Word for word, set down the records and skip each picture.

***

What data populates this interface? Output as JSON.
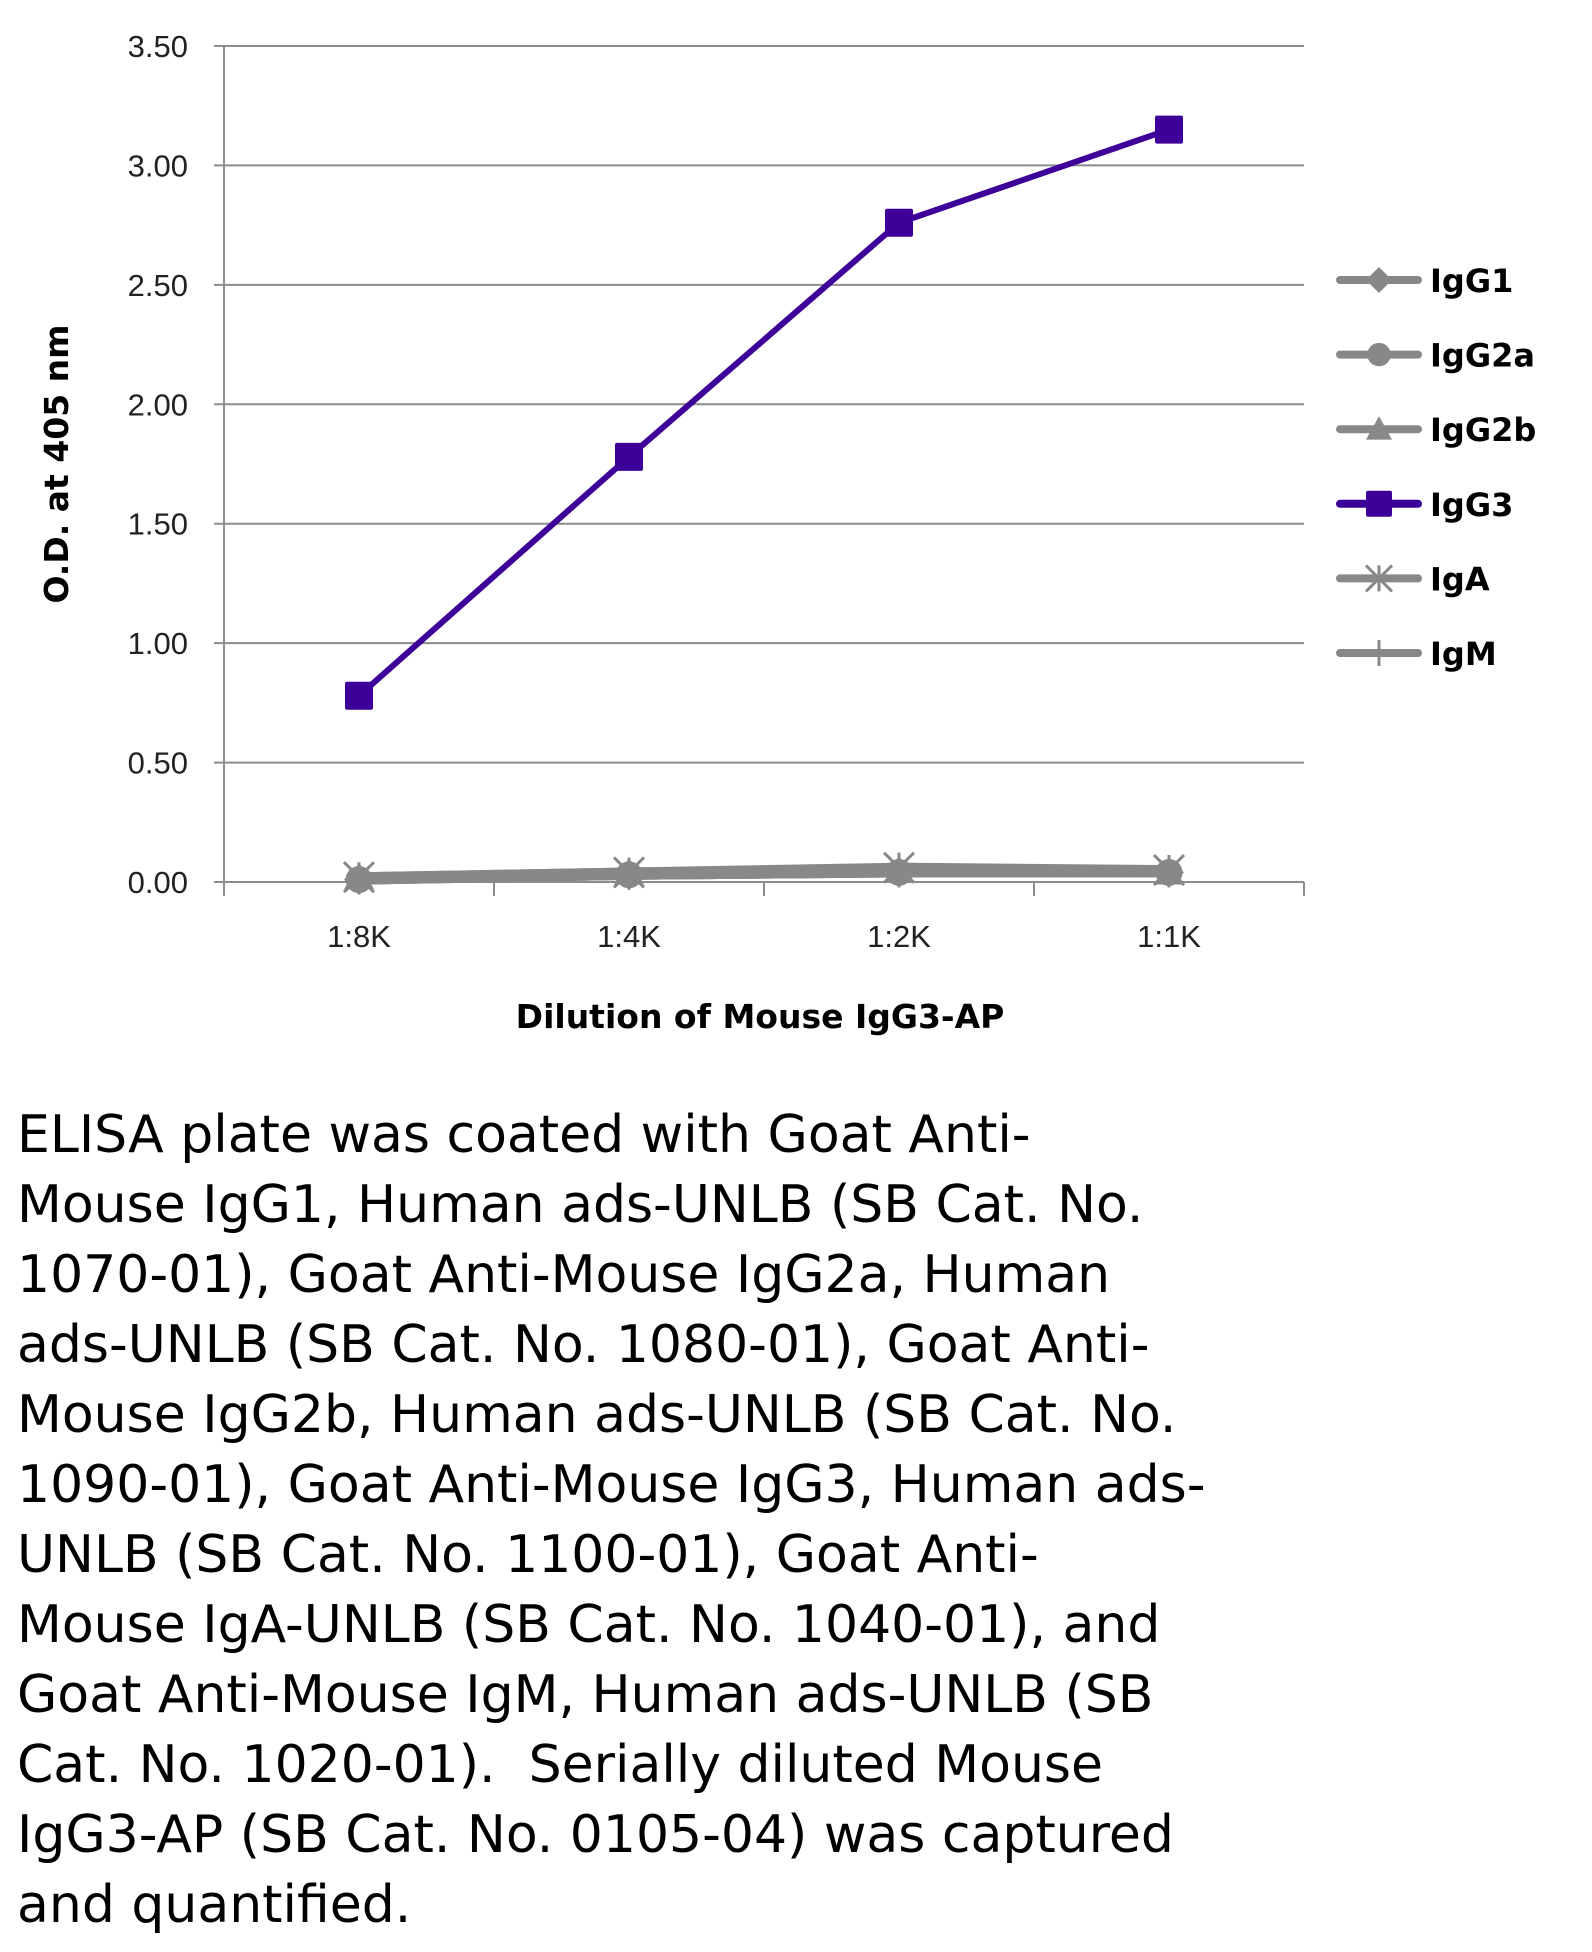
{
  "chart_data": {
    "type": "line",
    "title": "",
    "xlabel": "Dilution of Mouse IgG3-AP",
    "ylabel": "O.D. at 405 nm",
    "categories": [
      "1:8K",
      "1:4K",
      "1:2K",
      "1:1K"
    ],
    "ylim": [
      0,
      3.5
    ],
    "yticks": [
      "0.00",
      "0.50",
      "1.00",
      "1.50",
      "2.00",
      "2.50",
      "3.00",
      "3.50"
    ],
    "grid": true,
    "legend_position": "right",
    "series": [
      {
        "name": "IgG1",
        "marker": "diamond",
        "color": "#888888",
        "values": [
          0.01,
          0.03,
          0.04,
          0.04
        ]
      },
      {
        "name": "IgG2a",
        "marker": "circle",
        "color": "#888888",
        "values": [
          0.01,
          0.03,
          0.04,
          0.04
        ]
      },
      {
        "name": "IgG2b",
        "marker": "triangle",
        "color": "#888888",
        "values": [
          0.02,
          0.04,
          0.05,
          0.04
        ]
      },
      {
        "name": "IgG3",
        "marker": "square",
        "color": "#3d0099",
        "values": [
          0.78,
          1.78,
          2.76,
          3.15
        ]
      },
      {
        "name": "IgA",
        "marker": "star",
        "color": "#888888",
        "values": [
          0.02,
          0.04,
          0.06,
          0.05
        ]
      },
      {
        "name": "IgM",
        "marker": "plus",
        "color": "#888888",
        "values": [
          0.01,
          0.03,
          0.04,
          0.04
        ]
      }
    ]
  },
  "caption": "ELISA plate was coated with Goat Anti-\nMouse IgG1, Human ads-UNLB (SB Cat. No.\n1070-01), Goat Anti-Mouse IgG2a, Human\nads-UNLB (SB Cat. No. 1080-01), Goat Anti-\nMouse IgG2b, Human ads-UNLB (SB Cat. No.\n1090-01), Goat Anti-Mouse IgG3, Human ads-\nUNLB (SB Cat. No. 1100-01), Goat Anti-\nMouse IgA-UNLB (SB Cat. No. 1040-01), and\nGoat Anti-Mouse IgM, Human ads-UNLB (SB\nCat. No. 1020-01).  Serially diluted Mouse\nIgG3-AP (SB Cat. No. 0105-04) was captured\nand quantified."
}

***

■ **Response to this task**
What data populates this interface? Output as JSON.
{
  "chart_data": {
    "type": "line",
    "title": "",
    "xlabel": "Dilution of Mouse IgG3-AP",
    "ylabel": "O.D. at 405 nm",
    "categories": [
      "1:8K",
      "1:4K",
      "1:2K",
      "1:1K"
    ],
    "ylim": [
      0,
      3.5
    ],
    "yticks": [
      "0.00",
      "0.50",
      "1.00",
      "1.50",
      "2.00",
      "2.50",
      "3.00",
      "3.50"
    ],
    "grid": true,
    "legend_position": "right",
    "series": [
      {
        "name": "IgG1",
        "marker": "diamond",
        "color": "#888888",
        "values": [
          0.01,
          0.03,
          0.04,
          0.04
        ]
      },
      {
        "name": "IgG2a",
        "marker": "circle",
        "color": "#888888",
        "values": [
          0.01,
          0.03,
          0.04,
          0.04
        ]
      },
      {
        "name": "IgG2b",
        "marker": "triangle",
        "color": "#888888",
        "values": [
          0.02,
          0.04,
          0.05,
          0.04
        ]
      },
      {
        "name": "IgG3",
        "marker": "square",
        "color": "#3d0099",
        "values": [
          0.78,
          1.78,
          2.76,
          3.15
        ]
      },
      {
        "name": "IgA",
        "marker": "star",
        "color": "#888888",
        "values": [
          0.02,
          0.04,
          0.06,
          0.05
        ]
      },
      {
        "name": "IgM",
        "marker": "plus",
        "color": "#888888",
        "values": [
          0.01,
          0.03,
          0.04,
          0.04
        ]
      }
    ]
  },
  "caption": "ELISA plate was coated with Goat Anti-\nMouse IgG1, Human ads-UNLB (SB Cat. No.\n1070-01), Goat Anti-Mouse IgG2a, Human\nads-UNLB (SB Cat. No. 1080-01), Goat Anti-\nMouse IgG2b, Human ads-UNLB (SB Cat. No.\n1090-01), Goat Anti-Mouse IgG3, Human ads-\nUNLB (SB Cat. No. 1100-01), Goat Anti-\nMouse IgA-UNLB (SB Cat. No. 1040-01), and\nGoat Anti-Mouse IgM, Human ads-UNLB (SB\nCat. No. 1020-01).  Serially diluted Mouse\nIgG3-AP (SB Cat. No. 0105-04) was captured\nand quantified."
}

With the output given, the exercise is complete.